- **Your goal**
Copy all of the material word for word, except for the pictures.

-*-

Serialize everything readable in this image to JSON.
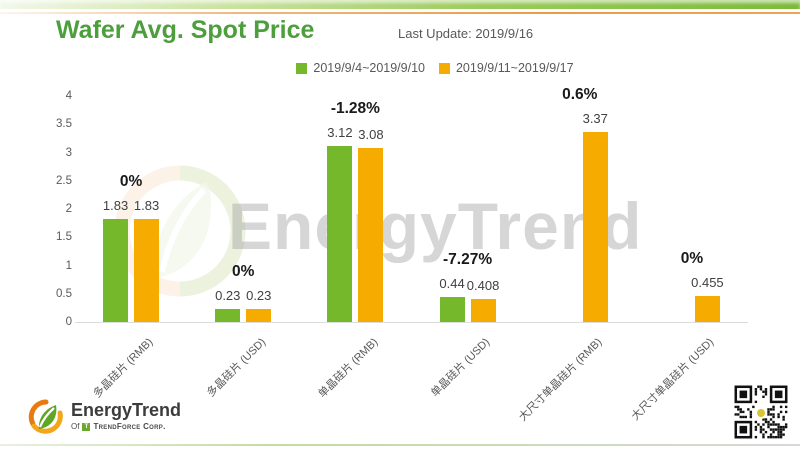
{
  "header": {
    "title": "Wafer Avg. Spot Price",
    "last_update": "Last Update: 2019/9/16"
  },
  "legend": [
    {
      "label": "2019/9/4~2019/9/10",
      "color": "#76b82b"
    },
    {
      "label": "2019/9/11~2019/9/17",
      "color": "#f5ab00"
    }
  ],
  "colors": {
    "title_green": "#4d9e3c",
    "series_green": "#76b82b",
    "series_orange": "#f5ab00",
    "text_gray": "#595959",
    "axis_line": "#dcdcdc"
  },
  "chart_data": {
    "type": "bar",
    "title": "Wafer Avg. Spot Price",
    "categories": [
      "多晶硅片 (RMB)",
      "多晶硅片 (USD)",
      "单晶硅片 (RMB)",
      "单晶硅片 (USD)",
      "大尺寸单晶硅片 (RMB)",
      "大尺寸单晶硅片 (USD)"
    ],
    "series": [
      {
        "name": "2019/9/4~2019/9/10",
        "color": "#76b82b",
        "values": [
          1.83,
          0.23,
          3.12,
          0.44,
          null,
          null
        ]
      },
      {
        "name": "2019/9/11~2019/9/17",
        "color": "#f5ab00",
        "values": [
          1.83,
          0.23,
          3.08,
          0.408,
          3.37,
          0.455
        ]
      }
    ],
    "value_labels": [
      [
        "1.83",
        "1.83"
      ],
      [
        "0.23",
        "0.23"
      ],
      [
        "3.12",
        "3.08"
      ],
      [
        "0.44",
        "0.408"
      ],
      [
        null,
        "3.37"
      ],
      [
        null,
        "0.455"
      ]
    ],
    "change_labels": [
      "0%",
      "0%",
      "-1.28%",
      "-7.27%",
      "0.6%",
      "0%"
    ],
    "xlabel": "",
    "ylabel": "",
    "ylim": [
      0,
      4
    ],
    "yticks": [
      "0",
      "0.5",
      "1",
      "1.5",
      "2",
      "2.5",
      "3",
      "3.5",
      "4"
    ],
    "grid": false,
    "legend_position": "top"
  },
  "watermark": {
    "text": "EnergyTrend"
  },
  "footer": {
    "brand": "EnergyTrend",
    "of": "Of",
    "tf_initial": "T",
    "subbrand": "TrendForce Corp."
  }
}
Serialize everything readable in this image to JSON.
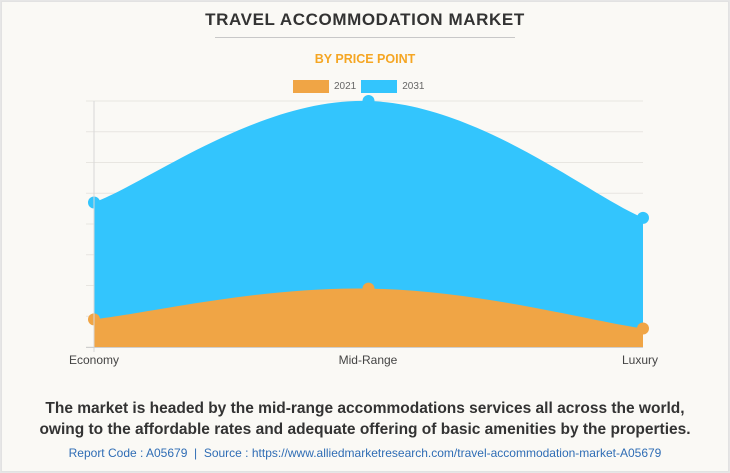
{
  "header": {
    "title": "TRAVEL ACCOMMODATION MARKET",
    "subtitle": "BY PRICE POINT"
  },
  "legend": [
    {
      "label": "2021",
      "color": "#f0a545"
    },
    {
      "label": "2031",
      "color": "#33c5fd"
    }
  ],
  "chart_data": {
    "type": "area",
    "title": "TRAVEL ACCOMMODATION MARKET",
    "subtitle": "BY PRICE POINT",
    "categories": [
      "Economy",
      "Mid-Range",
      "Luxury"
    ],
    "series": [
      {
        "name": "2021",
        "color": "#f0a545",
        "values": [
          0.9,
          1.9,
          0.6
        ]
      },
      {
        "name": "2031",
        "color": "#33c5fd",
        "values": [
          4.7,
          8.0,
          4.2
        ]
      }
    ],
    "xlabel": "",
    "ylabel": "",
    "ylim": [
      0,
      8
    ],
    "y_axis_labels_visible": false,
    "grid": true,
    "legend_position": "top",
    "smooth": true
  },
  "caption": {
    "line1": "The market is headed by the mid-range accommodations services all across the world,",
    "line2": "owing to the affordable rates and adequate offering of basic amenities by the properties."
  },
  "footer": {
    "text": "Report Code : A05679  |  Source : https://www.alliedmarketresearch.com/travel-accommodation-market-A05679"
  }
}
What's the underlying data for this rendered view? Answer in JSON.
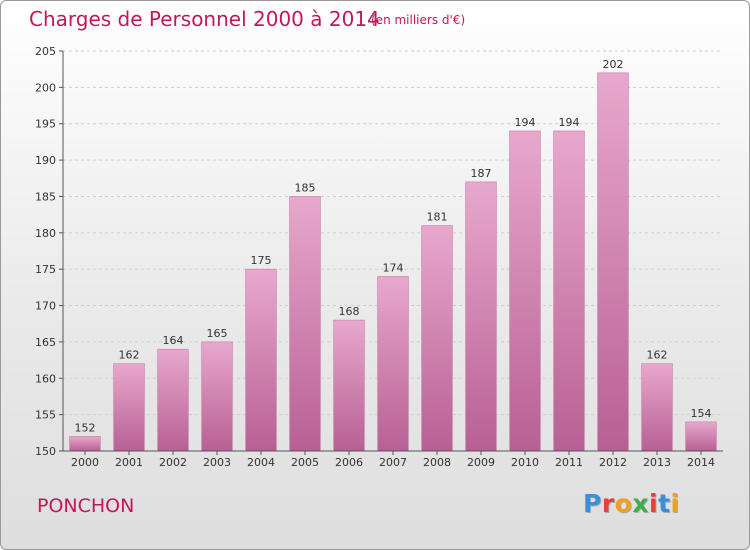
{
  "header": {
    "title": "Charges de Personnel 2000 à 2014",
    "subtitle": "(en milliers d'€)"
  },
  "footer": {
    "commune": "PONCHON",
    "logo": "Proxiti",
    "logo_colors": [
      "#3a8fd9",
      "#e2413b",
      "#f0a020",
      "#3cae4a",
      "#e2413b",
      "#3a8fd9",
      "#f0a020"
    ]
  },
  "colors": {
    "bar_light": "#e8a8cc",
    "bar_dark": "#b86094",
    "accent": "#c2185b"
  },
  "chart_data": {
    "type": "bar",
    "categories": [
      "2000",
      "2001",
      "2002",
      "2003",
      "2004",
      "2005",
      "2006",
      "2007",
      "2008",
      "2009",
      "2010",
      "2011",
      "2012",
      "2013",
      "2014"
    ],
    "values": [
      152,
      162,
      164,
      165,
      175,
      185,
      168,
      174,
      181,
      187,
      194,
      194,
      202,
      162,
      154
    ],
    "ylim": [
      150,
      205
    ],
    "yticks": [
      150,
      155,
      160,
      165,
      170,
      175,
      180,
      185,
      190,
      195,
      200,
      205
    ],
    "grid": true,
    "data_labels": true
  }
}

-*-

- **Exercise response**
Serialize everything readable in this image to JSON.
{
  "header": {
    "title": "Wafer Avg. Spot Price",
    "last_update": "Last Update: 2019/9/16"
  },
  "legend": [
    {
      "label": "2019/9/4~2019/9/10",
      "color": "#76b82b"
    },
    {
      "label": "2019/9/11~2019/9/17",
      "color": "#f5ab00"
    }
  ],
  "colors": {
    "title_green": "#4d9e3c",
    "series_green": "#76b82b",
    "series_orange": "#f5ab00",
    "text_gray": "#595959",
    "axis_line": "#dcdcdc"
  },
  "chart_data": {
    "type": "bar",
    "title": "Wafer Avg. Spot Price",
    "categories": [
      "多晶硅片 (RMB)",
      "多晶硅片 (USD)",
      "单晶硅片 (RMB)",
      "单晶硅片 (USD)",
      "大尺寸单晶硅片 (RMB)",
      "大尺寸单晶硅片 (USD)"
    ],
    "series": [
      {
        "name": "2019/9/4~2019/9/10",
        "color": "#76b82b",
        "values": [
          1.83,
          0.23,
          3.12,
          0.44,
          null,
          null
        ]
      },
      {
        "name": "2019/9/11~2019/9/17",
        "color": "#f5ab00",
        "values": [
          1.83,
          0.23,
          3.08,
          0.408,
          3.37,
          0.455
        ]
      }
    ],
    "value_labels": [
      [
        "1.83",
        "1.83"
      ],
      [
        "0.23",
        "0.23"
      ],
      [
        "3.12",
        "3.08"
      ],
      [
        "0.44",
        "0.408"
      ],
      [
        null,
        "3.37"
      ],
      [
        null,
        "0.455"
      ]
    ],
    "change_labels": [
      "0%",
      "0%",
      "-1.28%",
      "-7.27%",
      "0.6%",
      "0%"
    ],
    "xlabel": "",
    "ylabel": "",
    "ylim": [
      0,
      4
    ],
    "yticks": [
      "0",
      "0.5",
      "1",
      "1.5",
      "2",
      "2.5",
      "3",
      "3.5",
      "4"
    ],
    "grid": false,
    "legend_position": "top"
  },
  "watermark": {
    "text": "EnergyTrend"
  },
  "footer": {
    "brand": "EnergyTrend",
    "of": "Of",
    "tf_initial": "T",
    "subbrand": "TrendForce Corp."
  }
}
Serialize everything readable in this image to JSON.
{
  "header": {
    "title": "TRAVEL ACCOMMODATION MARKET",
    "subtitle": "BY PRICE POINT"
  },
  "legend": [
    {
      "label": "2021",
      "color": "#f0a545"
    },
    {
      "label": "2031",
      "color": "#33c5fd"
    }
  ],
  "chart_data": {
    "type": "area",
    "title": "TRAVEL ACCOMMODATION MARKET",
    "subtitle": "BY PRICE POINT",
    "categories": [
      "Economy",
      "Mid-Range",
      "Luxury"
    ],
    "series": [
      {
        "name": "2021",
        "color": "#f0a545",
        "values": [
          0.9,
          1.9,
          0.6
        ]
      },
      {
        "name": "2031",
        "color": "#33c5fd",
        "values": [
          4.7,
          8.0,
          4.2
        ]
      }
    ],
    "xlabel": "",
    "ylabel": "",
    "ylim": [
      0,
      8
    ],
    "y_axis_labels_visible": false,
    "grid": true,
    "legend_position": "top",
    "smooth": true
  },
  "caption": {
    "line1": "The market is headed by the mid-range accommodations services all across the world,",
    "line2": "owing to the affordable rates and adequate offering of basic amenities by the properties."
  },
  "footer": {
    "text": "Report Code : A05679  |  Source : https://www.alliedmarketresearch.com/travel-accommodation-market-A05679"
  }
}
What's the underlying data for this rendered view? Answer in JSON.
{
  "header": {
    "title": "Charges de Personnel 2000 à 2014",
    "subtitle": "(en milliers d'€)"
  },
  "footer": {
    "commune": "PONCHON",
    "logo": "Proxiti",
    "logo_colors": [
      "#3a8fd9",
      "#e2413b",
      "#f0a020",
      "#3cae4a",
      "#e2413b",
      "#3a8fd9",
      "#f0a020"
    ]
  },
  "colors": {
    "bar_light": "#e8a8cc",
    "bar_dark": "#b86094",
    "accent": "#c2185b"
  },
  "chart_data": {
    "type": "bar",
    "categories": [
      "2000",
      "2001",
      "2002",
      "2003",
      "2004",
      "2005",
      "2006",
      "2007",
      "2008",
      "2009",
      "2010",
      "2011",
      "2012",
      "2013",
      "2014"
    ],
    "values": [
      152,
      162,
      164,
      165,
      175,
      185,
      168,
      174,
      181,
      187,
      194,
      194,
      202,
      162,
      154
    ],
    "ylim": [
      150,
      205
    ],
    "yticks": [
      150,
      155,
      160,
      165,
      170,
      175,
      180,
      185,
      190,
      195,
      200,
      205
    ],
    "grid": true,
    "data_labels": true
  }
}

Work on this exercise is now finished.